### Short problem:
Quote the whole listing word for word. Do not include the pictures.
-- start of Dataset rows --
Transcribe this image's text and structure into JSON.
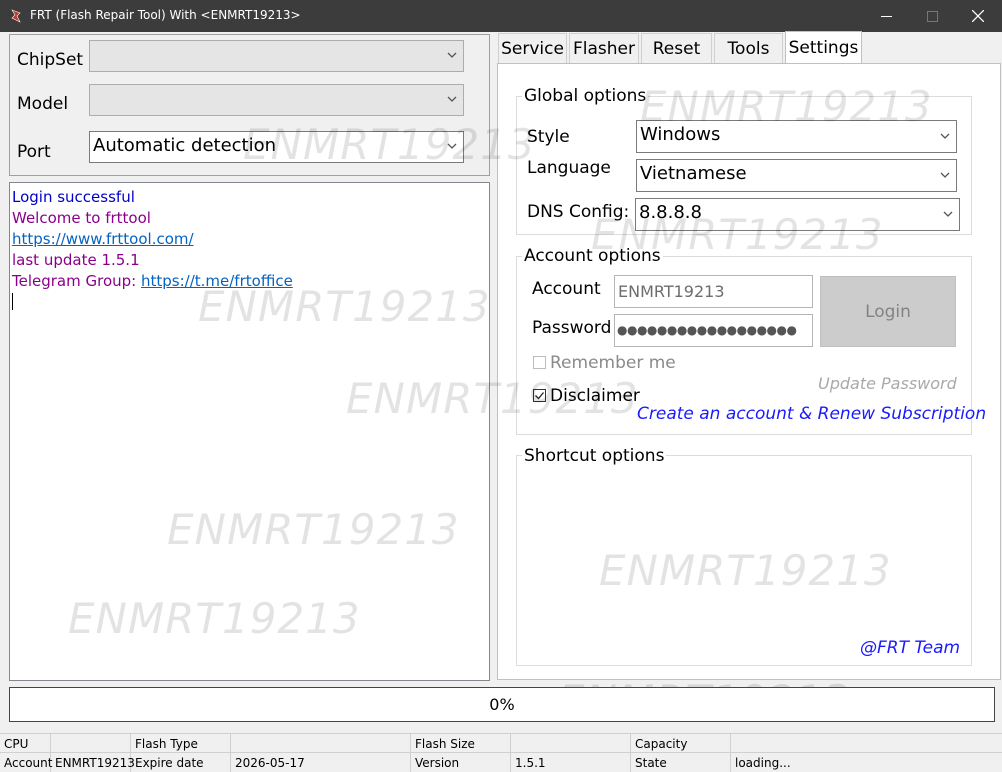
{
  "window": {
    "title": "FRT (Flash Repair Tool)   With <ENMRT19213>"
  },
  "left": {
    "chipset_label": "ChipSet",
    "chipset_value": "",
    "model_label": "Model",
    "model_value": "",
    "port_label": "Port",
    "port_value": "Automatic detection"
  },
  "log": {
    "lines": [
      {
        "text": "Login successful"
      },
      {
        "text": "Welcome to frttool"
      },
      {
        "text": "https://www.frttool.com/"
      },
      {
        "text": "last update 1.5.1"
      },
      {
        "prefix": "Telegram Group: ",
        "link": "https://t.me/frtoffice"
      }
    ]
  },
  "tabs": [
    {
      "label": "Service"
    },
    {
      "label": "Flasher"
    },
    {
      "label": "Reset"
    },
    {
      "label": "Tools"
    },
    {
      "label": "Settings",
      "active": true
    }
  ],
  "settings": {
    "global": {
      "title": "Global options",
      "style_label": "Style",
      "style_value": "Windows",
      "language_label": "Language",
      "language_value": "Vietnamese",
      "dns_label": "DNS Config:",
      "dns_value": "8.8.8.8"
    },
    "account": {
      "title": "Account options",
      "account_label": "Account",
      "account_value": "ENMRT19213",
      "password_label": "Password",
      "password_mask": "●●●●●●●●●●●●●●●●●●",
      "login_button": "Login",
      "remember_label": "Remember me",
      "remember_checked": false,
      "disclaimer_label": "Disclaimer",
      "disclaimer_checked": true,
      "update_password": "Update Password",
      "create_account": "Create an account & Renew Subscription"
    },
    "shortcut": {
      "title": "Shortcut options",
      "team": "@FRT Team"
    }
  },
  "watermark": "ENMRT19213",
  "progress": {
    "value": 0,
    "label": "0%"
  },
  "statusbar": {
    "row1": [
      {
        "text": "CPU"
      },
      {
        "text": ""
      },
      {
        "text": "Flash Type"
      },
      {
        "text": ""
      },
      {
        "text": "Flash Size"
      },
      {
        "text": ""
      },
      {
        "text": "Capacity"
      },
      {
        "text": ""
      }
    ],
    "row2": [
      {
        "text": "Account"
      },
      {
        "text": "ENMRT19213"
      },
      {
        "text": "Expire date"
      },
      {
        "text": "2026-05-17"
      },
      {
        "text": "Version"
      },
      {
        "text": "1.5.1"
      },
      {
        "text": "State"
      },
      {
        "text": "loading..."
      }
    ]
  },
  "colors": {
    "titlebar": "#3c3c3c",
    "log_blue": "#0000cc",
    "log_purple": "#8b008b",
    "link": "#0563c1",
    "create_link": "#1a1aff"
  }
}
-- end of Dataset rows --
### Completed exercise:
Transcribe this image's text and structure into JSON.
{
  "window": {
    "title": "FRT (Flash Repair Tool)   With <ENMRT19213>"
  },
  "left": {
    "chipset_label": "ChipSet",
    "chipset_value": "",
    "model_label": "Model",
    "model_value": "",
    "port_label": "Port",
    "port_value": "Automatic detection"
  },
  "log": {
    "lines": [
      {
        "text": "Login successful"
      },
      {
        "text": "Welcome to frttool"
      },
      {
        "text": "https://www.frttool.com/"
      },
      {
        "text": "last update 1.5.1"
      },
      {
        "prefix": "Telegram Group: ",
        "link": "https://t.me/frtoffice"
      }
    ]
  },
  "tabs": [
    {
      "label": "Service"
    },
    {
      "label": "Flasher"
    },
    {
      "label": "Reset"
    },
    {
      "label": "Tools"
    },
    {
      "label": "Settings",
      "active": true
    }
  ],
  "settings": {
    "global": {
      "title": "Global options",
      "style_label": "Style",
      "style_value": "Windows",
      "language_label": "Language",
      "language_value": "Vietnamese",
      "dns_label": "DNS Config:",
      "dns_value": "8.8.8.8"
    },
    "account": {
      "title": "Account options",
      "account_label": "Account",
      "account_value": "ENMRT19213",
      "password_label": "Password",
      "password_mask": "●●●●●●●●●●●●●●●●●●",
      "login_button": "Login",
      "remember_label": "Remember me",
      "remember_checked": false,
      "disclaimer_label": "Disclaimer",
      "disclaimer_checked": true,
      "update_password": "Update Password",
      "create_account": "Create an account & Renew Subscription"
    },
    "shortcut": {
      "title": "Shortcut options",
      "team": "@FRT Team"
    }
  },
  "watermark": "ENMRT19213",
  "progress": {
    "value": 0,
    "label": "0%"
  },
  "statusbar": {
    "row1": [
      {
        "text": "CPU"
      },
      {
        "text": ""
      },
      {
        "text": "Flash Type"
      },
      {
        "text": ""
      },
      {
        "text": "Flash Size"
      },
      {
        "text": ""
      },
      {
        "text": "Capacity"
      },
      {
        "text": ""
      }
    ],
    "row2": [
      {
        "text": "Account"
      },
      {
        "text": "ENMRT19213"
      },
      {
        "text": "Expire date"
      },
      {
        "text": "2026-05-17"
      },
      {
        "text": "Version"
      },
      {
        "text": "1.5.1"
      },
      {
        "text": "State"
      },
      {
        "text": "loading..."
      }
    ]
  },
  "colors": {
    "titlebar": "#3c3c3c",
    "log_blue": "#0000cc",
    "log_purple": "#8b008b",
    "link": "#0563c1",
    "create_link": "#1a1aff"
  }
}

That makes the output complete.